Set down the full listing exactly, character for character.

[Stored records]
● ● ●
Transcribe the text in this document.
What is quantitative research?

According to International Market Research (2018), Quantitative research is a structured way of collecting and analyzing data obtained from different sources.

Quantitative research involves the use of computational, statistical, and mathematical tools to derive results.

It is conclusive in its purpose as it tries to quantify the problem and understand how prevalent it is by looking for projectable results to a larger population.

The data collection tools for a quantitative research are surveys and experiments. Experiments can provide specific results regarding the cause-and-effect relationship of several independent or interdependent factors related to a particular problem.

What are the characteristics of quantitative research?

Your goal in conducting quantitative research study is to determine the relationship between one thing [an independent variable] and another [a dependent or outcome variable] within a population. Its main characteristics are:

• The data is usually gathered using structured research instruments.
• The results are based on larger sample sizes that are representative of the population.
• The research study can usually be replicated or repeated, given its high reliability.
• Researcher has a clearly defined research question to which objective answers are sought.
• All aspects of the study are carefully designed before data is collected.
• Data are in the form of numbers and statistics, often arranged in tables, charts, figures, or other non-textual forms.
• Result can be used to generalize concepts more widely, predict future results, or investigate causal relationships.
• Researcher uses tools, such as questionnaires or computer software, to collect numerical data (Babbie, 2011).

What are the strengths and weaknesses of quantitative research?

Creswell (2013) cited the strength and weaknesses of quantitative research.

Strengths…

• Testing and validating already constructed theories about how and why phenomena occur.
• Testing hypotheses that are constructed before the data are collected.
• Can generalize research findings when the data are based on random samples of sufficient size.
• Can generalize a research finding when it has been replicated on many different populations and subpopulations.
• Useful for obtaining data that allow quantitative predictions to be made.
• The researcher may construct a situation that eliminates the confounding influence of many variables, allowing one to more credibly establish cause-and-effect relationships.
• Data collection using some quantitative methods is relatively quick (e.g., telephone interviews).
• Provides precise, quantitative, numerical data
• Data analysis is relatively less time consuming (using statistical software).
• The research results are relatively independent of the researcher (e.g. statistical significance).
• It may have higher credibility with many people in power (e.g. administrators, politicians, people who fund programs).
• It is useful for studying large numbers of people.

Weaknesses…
● ● ●
■ EXERCISE SOLUTION
Transcribe the text in this document.
What is quantitative research?

According to International Market Research (2018), Quantitative research is a structured way of collecting and analyzing data obtained from different sources.

Quantitative research involves the use of computational, statistical, and mathematical tools to derive results.

It is conclusive in its purpose as it tries to quantify the problem and understand how prevalent it is by looking for projectable results to a larger population.

The data collection tools for a quantitative research are surveys and experiments. Experiments can provide specific results regarding the cause-and-effect relationship of several independent or interdependent factors related to a particular problem.

What are the characteristics of quantitative research?

Your goal in conducting quantitative research study is to determine the relationship between one thing [an independent variable] and another [a dependent or outcome variable] within a population. Its main characteristics are:

• The data is usually gathered using structured research instruments.
• The results are based on larger sample sizes that are representative of the population.
• The research study can usually be replicated or repeated, given its high reliability.
• Researcher has a clearly defined research question to which objective answers are sought.
• All aspects of the study are carefully designed before data is collected.
• Data are in the form of numbers and statistics, often arranged in tables, charts, figures, or other non-textual forms.
• Result can be used to generalize concepts more widely, predict future results, or investigate causal relationships.
• Researcher uses tools, such as questionnaires or computer software, to collect numerical data (Babbie, 2011).

What are the strengths and weaknesses of quantitative research?

Creswell (2013) cited the strength and weaknesses of quantitative research.

Strengths…

• Testing and validating already constructed theories about how and why phenomena occur.
• Testing hypotheses that are constructed before the data are collected.
• Can generalize research findings when the data are based on random samples of sufficient size.
• Can generalize a research finding when it has been replicated on many different populations and subpopulations.
• Useful for obtaining data that allow quantitative predictions to be made.
• The researcher may construct a situation that eliminates the confounding influence of many variables, allowing one to more credibly establish cause-and-effect relationships.
• Data collection using some quantitative methods is relatively quick (e.g., telephone interviews).
• Provides precise, quantitative, numerical data
• Data analysis is relatively less time consuming (using statistical software).
• The research results are relatively independent of the researcher (e.g. statistical significance).
• It may have higher credibility with many people in power (e.g. administrators, politicians, people who fund programs).
• It is useful for studying large numbers of people.

Weaknesses…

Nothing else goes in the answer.